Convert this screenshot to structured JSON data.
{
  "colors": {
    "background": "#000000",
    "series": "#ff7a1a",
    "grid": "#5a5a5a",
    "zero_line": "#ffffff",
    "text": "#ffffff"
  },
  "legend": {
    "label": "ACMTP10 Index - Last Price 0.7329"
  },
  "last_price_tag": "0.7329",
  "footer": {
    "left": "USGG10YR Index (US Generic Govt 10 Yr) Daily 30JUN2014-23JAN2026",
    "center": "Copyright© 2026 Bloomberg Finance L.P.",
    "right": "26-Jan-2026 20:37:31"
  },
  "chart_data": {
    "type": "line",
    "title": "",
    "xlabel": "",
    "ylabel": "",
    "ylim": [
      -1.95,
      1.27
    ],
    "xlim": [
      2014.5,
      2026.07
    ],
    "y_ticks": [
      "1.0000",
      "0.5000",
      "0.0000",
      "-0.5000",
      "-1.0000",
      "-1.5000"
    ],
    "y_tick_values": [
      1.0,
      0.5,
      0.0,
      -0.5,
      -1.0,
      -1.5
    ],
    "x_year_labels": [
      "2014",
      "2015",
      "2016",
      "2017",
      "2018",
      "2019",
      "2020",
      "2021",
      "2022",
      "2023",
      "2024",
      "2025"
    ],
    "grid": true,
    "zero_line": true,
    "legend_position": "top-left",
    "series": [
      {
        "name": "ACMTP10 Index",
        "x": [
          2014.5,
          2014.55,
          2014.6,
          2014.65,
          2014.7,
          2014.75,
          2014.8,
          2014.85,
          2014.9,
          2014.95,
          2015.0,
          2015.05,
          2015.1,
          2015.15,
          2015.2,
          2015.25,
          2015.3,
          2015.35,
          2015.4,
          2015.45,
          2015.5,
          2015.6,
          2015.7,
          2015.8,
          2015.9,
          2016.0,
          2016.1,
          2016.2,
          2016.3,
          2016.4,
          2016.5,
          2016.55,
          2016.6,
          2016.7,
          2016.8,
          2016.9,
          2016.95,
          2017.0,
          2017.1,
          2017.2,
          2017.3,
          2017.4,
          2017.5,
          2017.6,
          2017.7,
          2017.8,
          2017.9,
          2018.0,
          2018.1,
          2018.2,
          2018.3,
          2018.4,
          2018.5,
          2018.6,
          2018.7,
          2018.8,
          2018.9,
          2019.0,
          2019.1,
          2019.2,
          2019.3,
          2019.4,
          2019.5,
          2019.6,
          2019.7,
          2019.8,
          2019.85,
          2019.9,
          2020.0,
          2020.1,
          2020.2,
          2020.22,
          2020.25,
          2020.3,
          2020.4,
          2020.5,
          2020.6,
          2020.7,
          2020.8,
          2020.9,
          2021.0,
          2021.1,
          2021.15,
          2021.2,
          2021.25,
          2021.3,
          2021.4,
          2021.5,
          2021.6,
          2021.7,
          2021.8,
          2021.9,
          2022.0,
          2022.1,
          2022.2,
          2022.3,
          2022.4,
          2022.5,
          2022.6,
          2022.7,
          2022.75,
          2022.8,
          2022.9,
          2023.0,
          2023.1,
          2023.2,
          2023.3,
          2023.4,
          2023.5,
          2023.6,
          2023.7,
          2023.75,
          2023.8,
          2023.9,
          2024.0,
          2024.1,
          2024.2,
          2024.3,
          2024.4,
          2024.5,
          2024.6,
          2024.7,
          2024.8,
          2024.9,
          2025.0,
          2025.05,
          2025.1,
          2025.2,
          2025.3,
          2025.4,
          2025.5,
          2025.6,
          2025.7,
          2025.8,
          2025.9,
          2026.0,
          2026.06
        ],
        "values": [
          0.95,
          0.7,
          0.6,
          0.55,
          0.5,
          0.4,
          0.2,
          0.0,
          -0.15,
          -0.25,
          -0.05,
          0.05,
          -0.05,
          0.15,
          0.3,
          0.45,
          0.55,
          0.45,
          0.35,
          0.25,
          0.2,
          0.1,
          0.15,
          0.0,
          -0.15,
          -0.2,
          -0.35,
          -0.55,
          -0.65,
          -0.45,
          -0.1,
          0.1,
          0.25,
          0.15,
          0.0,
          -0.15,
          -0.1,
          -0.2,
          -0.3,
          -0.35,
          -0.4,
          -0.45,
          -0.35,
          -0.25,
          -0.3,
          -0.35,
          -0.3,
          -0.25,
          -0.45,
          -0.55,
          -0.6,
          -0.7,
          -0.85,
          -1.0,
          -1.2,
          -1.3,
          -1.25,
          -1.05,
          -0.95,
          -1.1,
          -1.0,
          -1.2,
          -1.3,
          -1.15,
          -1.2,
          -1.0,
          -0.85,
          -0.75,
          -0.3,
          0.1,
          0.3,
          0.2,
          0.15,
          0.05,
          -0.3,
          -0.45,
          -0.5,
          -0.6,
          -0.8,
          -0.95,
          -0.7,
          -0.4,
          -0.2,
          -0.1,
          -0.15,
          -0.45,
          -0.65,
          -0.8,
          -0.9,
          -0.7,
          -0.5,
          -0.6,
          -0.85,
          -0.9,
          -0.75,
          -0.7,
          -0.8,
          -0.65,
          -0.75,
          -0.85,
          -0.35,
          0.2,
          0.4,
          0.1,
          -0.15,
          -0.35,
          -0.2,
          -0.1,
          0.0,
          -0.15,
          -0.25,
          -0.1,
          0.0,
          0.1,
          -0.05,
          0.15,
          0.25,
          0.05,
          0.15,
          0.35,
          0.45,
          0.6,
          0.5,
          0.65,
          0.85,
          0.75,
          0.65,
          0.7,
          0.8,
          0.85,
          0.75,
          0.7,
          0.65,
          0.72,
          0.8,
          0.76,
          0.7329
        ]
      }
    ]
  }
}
§
Return every entry exactly as given.

### Completed task:
Convert this screenshot to structured JSON data.
{
  "colors": {
    "background": "#000000",
    "series": "#ff7a1a",
    "grid": "#5a5a5a",
    "zero_line": "#ffffff",
    "text": "#ffffff"
  },
  "legend": {
    "label": "ACMTP10 Index - Last Price 0.7329"
  },
  "last_price_tag": "0.7329",
  "footer": {
    "left": "USGG10YR Index (US Generic Govt 10 Yr) Daily 30JUN2014-23JAN2026",
    "center": "Copyright© 2026 Bloomberg Finance L.P.",
    "right": "26-Jan-2026 20:37:31"
  },
  "chart_data": {
    "type": "line",
    "title": "",
    "xlabel": "",
    "ylabel": "",
    "ylim": [
      -1.95,
      1.27
    ],
    "xlim": [
      2014.5,
      2026.07
    ],
    "y_ticks": [
      "1.0000",
      "0.5000",
      "0.0000",
      "-0.5000",
      "-1.0000",
      "-1.5000"
    ],
    "y_tick_values": [
      1.0,
      0.5,
      0.0,
      -0.5,
      -1.0,
      -1.5
    ],
    "x_year_labels": [
      "2014",
      "2015",
      "2016",
      "2017",
      "2018",
      "2019",
      "2020",
      "2021",
      "2022",
      "2023",
      "2024",
      "2025"
    ],
    "grid": true,
    "zero_line": true,
    "legend_position": "top-left",
    "series": [
      {
        "name": "ACMTP10 Index",
        "x": [
          2014.5,
          2014.55,
          2014.6,
          2014.65,
          2014.7,
          2014.75,
          2014.8,
          2014.85,
          2014.9,
          2014.95,
          2015.0,
          2015.05,
          2015.1,
          2015.15,
          2015.2,
          2015.25,
          2015.3,
          2015.35,
          2015.4,
          2015.45,
          2015.5,
          2015.6,
          2015.7,
          2015.8,
          2015.9,
          2016.0,
          2016.1,
          2016.2,
          2016.3,
          2016.4,
          2016.5,
          2016.55,
          2016.6,
          2016.7,
          2016.8,
          2016.9,
          2016.95,
          2017.0,
          2017.1,
          2017.2,
          2017.3,
          2017.4,
          2017.5,
          2017.6,
          2017.7,
          2017.8,
          2017.9,
          2018.0,
          2018.1,
          2018.2,
          2018.3,
          2018.4,
          2018.5,
          2018.6,
          2018.7,
          2018.8,
          2018.9,
          2019.0,
          2019.1,
          2019.2,
          2019.3,
          2019.4,
          2019.5,
          2019.6,
          2019.7,
          2019.8,
          2019.85,
          2019.9,
          2020.0,
          2020.1,
          2020.2,
          2020.22,
          2020.25,
          2020.3,
          2020.4,
          2020.5,
          2020.6,
          2020.7,
          2020.8,
          2020.9,
          2021.0,
          2021.1,
          2021.15,
          2021.2,
          2021.25,
          2021.3,
          2021.4,
          2021.5,
          2021.6,
          2021.7,
          2021.8,
          2021.9,
          2022.0,
          2022.1,
          2022.2,
          2022.3,
          2022.4,
          2022.5,
          2022.6,
          2022.7,
          2022.75,
          2022.8,
          2022.9,
          2023.0,
          2023.1,
          2023.2,
          2023.3,
          2023.4,
          2023.5,
          2023.6,
          2023.7,
          2023.75,
          2023.8,
          2023.9,
          2024.0,
          2024.1,
          2024.2,
          2024.3,
          2024.4,
          2024.5,
          2024.6,
          2024.7,
          2024.8,
          2024.9,
          2025.0,
          2025.05,
          2025.1,
          2025.2,
          2025.3,
          2025.4,
          2025.5,
          2025.6,
          2025.7,
          2025.8,
          2025.9,
          2026.0,
          2026.06
        ],
        "values": [
          0.95,
          0.7,
          0.6,
          0.55,
          0.5,
          0.4,
          0.2,
          0.0,
          -0.15,
          -0.25,
          -0.05,
          0.05,
          -0.05,
          0.15,
          0.3,
          0.45,
          0.55,
          0.45,
          0.35,
          0.25,
          0.2,
          0.1,
          0.15,
          0.0,
          -0.15,
          -0.2,
          -0.35,
          -0.55,
          -0.65,
          -0.45,
          -0.1,
          0.1,
          0.25,
          0.15,
          0.0,
          -0.15,
          -0.1,
          -0.2,
          -0.3,
          -0.35,
          -0.4,
          -0.45,
          -0.35,
          -0.25,
          -0.3,
          -0.35,
          -0.3,
          -0.25,
          -0.45,
          -0.55,
          -0.6,
          -0.7,
          -0.85,
          -1.0,
          -1.2,
          -1.3,
          -1.25,
          -1.05,
          -0.95,
          -1.1,
          -1.0,
          -1.2,
          -1.3,
          -1.15,
          -1.2,
          -1.0,
          -0.85,
          -0.75,
          -0.3,
          0.1,
          0.3,
          0.2,
          0.15,
          0.05,
          -0.3,
          -0.45,
          -0.5,
          -0.6,
          -0.8,
          -0.95,
          -0.7,
          -0.4,
          -0.2,
          -0.1,
          -0.15,
          -0.45,
          -0.65,
          -0.8,
          -0.9,
          -0.7,
          -0.5,
          -0.6,
          -0.85,
          -0.9,
          -0.75,
          -0.7,
          -0.8,
          -0.65,
          -0.75,
          -0.85,
          -0.35,
          0.2,
          0.4,
          0.1,
          -0.15,
          -0.35,
          -0.2,
          -0.1,
          0.0,
          -0.15,
          -0.25,
          -0.1,
          0.0,
          0.1,
          -0.05,
          0.15,
          0.25,
          0.05,
          0.15,
          0.35,
          0.45,
          0.6,
          0.5,
          0.65,
          0.85,
          0.75,
          0.65,
          0.7,
          0.8,
          0.85,
          0.75,
          0.7,
          0.65,
          0.72,
          0.8,
          0.76,
          0.7329
        ]
      }
    ]
  }
}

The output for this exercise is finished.